> **Objective**
Find each line containing the string "Total" and return it.

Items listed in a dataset
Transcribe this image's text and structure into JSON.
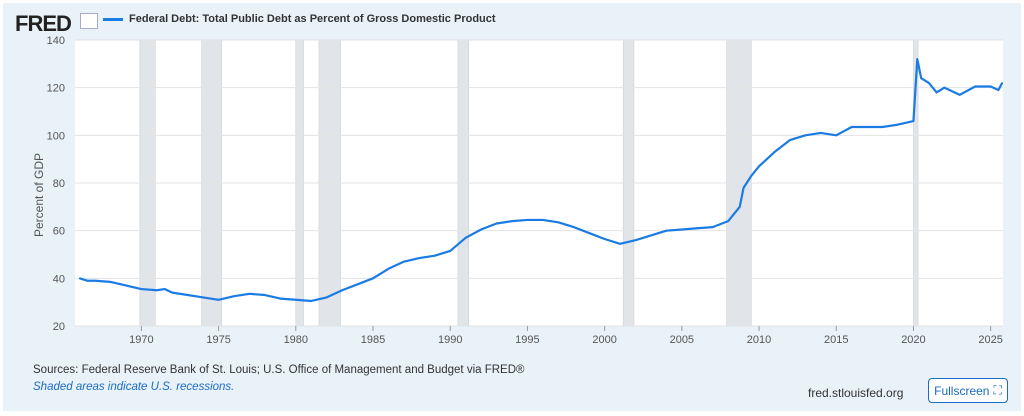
{
  "header": {
    "logo": "FRED",
    "legend": "Federal Debt: Total Public Debt as Percent of Gross Domestic Product"
  },
  "footer": {
    "sources": "Sources: Federal Reserve Bank of St. Louis; U.S. Office of Management and Budget via FRED®",
    "shaded": "Shaded areas indicate U.S. recessions.",
    "site": "fred.stlouisfed.org",
    "fullscreen": "Fullscreen"
  },
  "colors": {
    "series": "#1a7ce3",
    "recession": "#e1e5ea"
  },
  "chart_data": {
    "type": "line",
    "title": "",
    "ylabel": "Percent of GDP",
    "xlabel": "",
    "ylim": [
      20,
      140
    ],
    "xlim": [
      1965.7,
      2025.8
    ],
    "yticks": [
      20,
      40,
      60,
      80,
      100,
      120,
      140
    ],
    "xticks": [
      1970,
      1975,
      1980,
      1985,
      1990,
      1995,
      2000,
      2005,
      2010,
      2015,
      2020,
      2025
    ],
    "grid": true,
    "recessions": [
      [
        1969.9,
        1970.9
      ],
      [
        1973.9,
        1975.2
      ],
      [
        1980.0,
        1980.5
      ],
      [
        1981.5,
        1982.9
      ],
      [
        1990.5,
        1991.2
      ],
      [
        2001.2,
        2001.9
      ],
      [
        2007.9,
        2009.5
      ],
      [
        2020.0,
        2020.3
      ]
    ],
    "series": [
      {
        "name": "Federal Debt: Total Public Debt as Percent of Gross Domestic Product",
        "x": [
          1966,
          1966.5,
          1967,
          1968,
          1969,
          1970,
          1971,
          1971.5,
          1972,
          1973,
          1974,
          1975,
          1976,
          1977,
          1978,
          1979,
          1980,
          1981,
          1982,
          1983,
          1984,
          1985,
          1986,
          1987,
          1988,
          1989,
          1990,
          1991,
          1992,
          1993,
          1994,
          1995,
          1996,
          1997,
          1998,
          1999,
          2000,
          2001,
          2002,
          2003,
          2004,
          2005,
          2006,
          2007,
          2008,
          2008.75,
          2009,
          2009.5,
          2010,
          2011,
          2012,
          2013,
          2014,
          2015,
          2016,
          2017,
          2018,
          2019,
          2020,
          2020.25,
          2020.5,
          2021,
          2021.5,
          2022,
          2023,
          2024,
          2025,
          2025.5,
          2025.75
        ],
        "y": [
          40,
          39,
          39,
          38.5,
          37,
          35.5,
          35,
          35.5,
          34,
          33,
          32,
          31,
          32.5,
          33.5,
          33,
          31.5,
          31,
          30.5,
          32,
          35,
          37.5,
          40,
          44,
          47,
          48.5,
          49.5,
          51.5,
          57,
          60.5,
          63,
          64,
          64.5,
          64.5,
          63.5,
          61.5,
          59,
          56.5,
          54.5,
          56,
          58,
          60,
          60.5,
          61,
          61.5,
          64,
          70,
          78,
          83,
          87,
          93,
          98,
          100,
          101,
          100,
          103.5,
          103.5,
          103.5,
          104.5,
          106,
          132,
          124,
          122,
          118,
          120,
          117,
          120.5,
          120.5,
          119,
          122
        ]
      }
    ]
  }
}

> **Response**
    "legend": "Federal Debt: Total Public Debt as Percent of Gross Domestic Product"
        "name": "Federal Debt: Total Public Debt as Percent of Gross Domestic Product",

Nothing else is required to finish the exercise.